THE PROBLEM: Copy out every line exactly as given.
* Begin *
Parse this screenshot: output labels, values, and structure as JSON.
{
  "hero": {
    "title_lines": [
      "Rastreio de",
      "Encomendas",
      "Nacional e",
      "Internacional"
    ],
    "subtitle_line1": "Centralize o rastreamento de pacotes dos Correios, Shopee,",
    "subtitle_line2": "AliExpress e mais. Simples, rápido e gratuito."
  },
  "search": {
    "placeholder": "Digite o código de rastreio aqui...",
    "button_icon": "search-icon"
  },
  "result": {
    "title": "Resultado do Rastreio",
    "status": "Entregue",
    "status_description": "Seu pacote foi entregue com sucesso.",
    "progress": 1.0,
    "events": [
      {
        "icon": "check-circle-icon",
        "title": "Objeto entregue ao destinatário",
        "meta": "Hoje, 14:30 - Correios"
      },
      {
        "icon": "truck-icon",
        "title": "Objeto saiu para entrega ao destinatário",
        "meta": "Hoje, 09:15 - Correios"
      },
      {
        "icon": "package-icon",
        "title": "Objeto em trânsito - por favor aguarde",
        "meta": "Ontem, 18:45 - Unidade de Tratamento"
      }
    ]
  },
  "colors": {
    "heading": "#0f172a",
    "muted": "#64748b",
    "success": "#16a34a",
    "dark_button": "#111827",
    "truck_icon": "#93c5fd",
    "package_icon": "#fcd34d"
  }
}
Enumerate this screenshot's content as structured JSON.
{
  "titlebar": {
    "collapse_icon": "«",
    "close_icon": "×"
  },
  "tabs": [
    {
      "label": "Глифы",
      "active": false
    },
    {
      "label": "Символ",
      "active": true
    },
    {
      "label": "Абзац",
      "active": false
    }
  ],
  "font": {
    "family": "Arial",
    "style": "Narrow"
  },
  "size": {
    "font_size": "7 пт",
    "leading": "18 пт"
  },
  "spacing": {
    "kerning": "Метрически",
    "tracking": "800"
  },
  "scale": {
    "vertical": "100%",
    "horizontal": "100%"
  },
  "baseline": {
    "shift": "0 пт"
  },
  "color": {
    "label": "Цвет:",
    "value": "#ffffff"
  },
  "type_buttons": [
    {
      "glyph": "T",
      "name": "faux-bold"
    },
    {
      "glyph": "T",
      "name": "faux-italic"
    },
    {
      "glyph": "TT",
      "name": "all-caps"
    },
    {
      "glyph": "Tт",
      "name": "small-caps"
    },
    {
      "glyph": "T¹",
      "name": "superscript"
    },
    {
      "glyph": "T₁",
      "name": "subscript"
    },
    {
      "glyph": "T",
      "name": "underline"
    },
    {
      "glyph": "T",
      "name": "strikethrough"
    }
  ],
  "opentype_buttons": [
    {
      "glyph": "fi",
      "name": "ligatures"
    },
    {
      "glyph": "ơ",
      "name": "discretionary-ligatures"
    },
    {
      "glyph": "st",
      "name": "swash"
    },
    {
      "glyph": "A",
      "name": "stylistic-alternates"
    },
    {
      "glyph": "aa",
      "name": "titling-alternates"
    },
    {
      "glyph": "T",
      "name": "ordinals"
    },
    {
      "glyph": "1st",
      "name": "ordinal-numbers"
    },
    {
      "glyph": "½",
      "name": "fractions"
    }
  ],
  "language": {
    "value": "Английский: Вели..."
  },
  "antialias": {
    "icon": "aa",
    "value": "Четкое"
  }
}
* End *
CORRECT RESULT:
Parse this screenshot: output labels, values, and structure as JSON.
{
  "hero": {
    "title_lines": [
      "Rastreio de",
      "Encomendas",
      "Nacional e",
      "Internacional"
    ],
    "subtitle_line1": "Centralize o rastreamento de pacotes dos Correios, Shopee,",
    "subtitle_line2": "AliExpress e mais. Simples, rápido e gratuito."
  },
  "search": {
    "placeholder": "Digite o código de rastreio aqui...",
    "button_icon": "search-icon"
  },
  "result": {
    "title": "Resultado do Rastreio",
    "status": "Entregue",
    "status_description": "Seu pacote foi entregue com sucesso.",
    "progress": 1.0,
    "events": [
      {
        "icon": "check-circle-icon",
        "title": "Objeto entregue ao destinatário",
        "meta": "Hoje, 14:30 - Correios"
      },
      {
        "icon": "truck-icon",
        "title": "Objeto saiu para entrega ao destinatário",
        "meta": "Hoje, 09:15 - Correios"
      },
      {
        "icon": "package-icon",
        "title": "Objeto em trânsito - por favor aguarde",
        "meta": "Ontem, 18:45 - Unidade de Tratamento"
      }
    ]
  },
  "colors": {
    "heading": "#0f172a",
    "muted": "#64748b",
    "success": "#16a34a",
    "dark_button": "#111827",
    "truck_icon": "#93c5fd",
    "package_icon": "#fcd34d"
  }
}
Enumerate this screenshot's content as structured JSON.
{
  "titlebar": {
    "collapse_icon": "«",
    "close_icon": "×"
  },
  "tabs": [
    {
      "label": "Глифы",
      "active": false
    },
    {
      "label": "Символ",
      "active": true
    },
    {
      "label": "Абзац",
      "active": false
    }
  ],
  "font": {
    "family": "Arial",
    "style": "Narrow"
  },
  "size": {
    "font_size": "7 пт",
    "leading": "18 пт"
  },
  "spacing": {
    "kerning": "Метрически",
    "tracking": "800"
  },
  "scale": {
    "vertical": "100%",
    "horizontal": "100%"
  },
  "baseline": {
    "shift": "0 пт"
  },
  "color": {
    "label": "Цвет:",
    "value": "#ffffff"
  },
  "type_buttons": [
    {
      "glyph": "T",
      "name": "faux-bold"
    },
    {
      "glyph": "T",
      "name": "faux-italic"
    },
    {
      "glyph": "TT",
      "name": "all-caps"
    },
    {
      "glyph": "Tт",
      "name": "small-caps"
    },
    {
      "glyph": "T¹",
      "name": "superscript"
    },
    {
      "glyph": "T₁",
      "name": "subscript"
    },
    {
      "glyph": "T",
      "name": "underline"
    },
    {
      "glyph": "T",
      "name": "strikethrough"
    }
  ],
  "opentype_buttons": [
    {
      "glyph": "fi",
      "name": "ligatures"
    },
    {
      "glyph": "ơ",
      "name": "discretionary-ligatures"
    },
    {
      "glyph": "st",
      "name": "swash"
    },
    {
      "glyph": "A",
      "name": "stylistic-alternates"
    },
    {
      "glyph": "aa",
      "name": "titling-alternates"
    },
    {
      "glyph": "T",
      "name": "ordinals"
    },
    {
      "glyph": "1st",
      "name": "ordinal-numbers"
    },
    {
      "glyph": "½",
      "name": "fractions"
    }
  ],
  "language": {
    "value": "Английский: Вели..."
  },
  "antialias": {
    "icon": "aa",
    "value": "Четкое"
  }
}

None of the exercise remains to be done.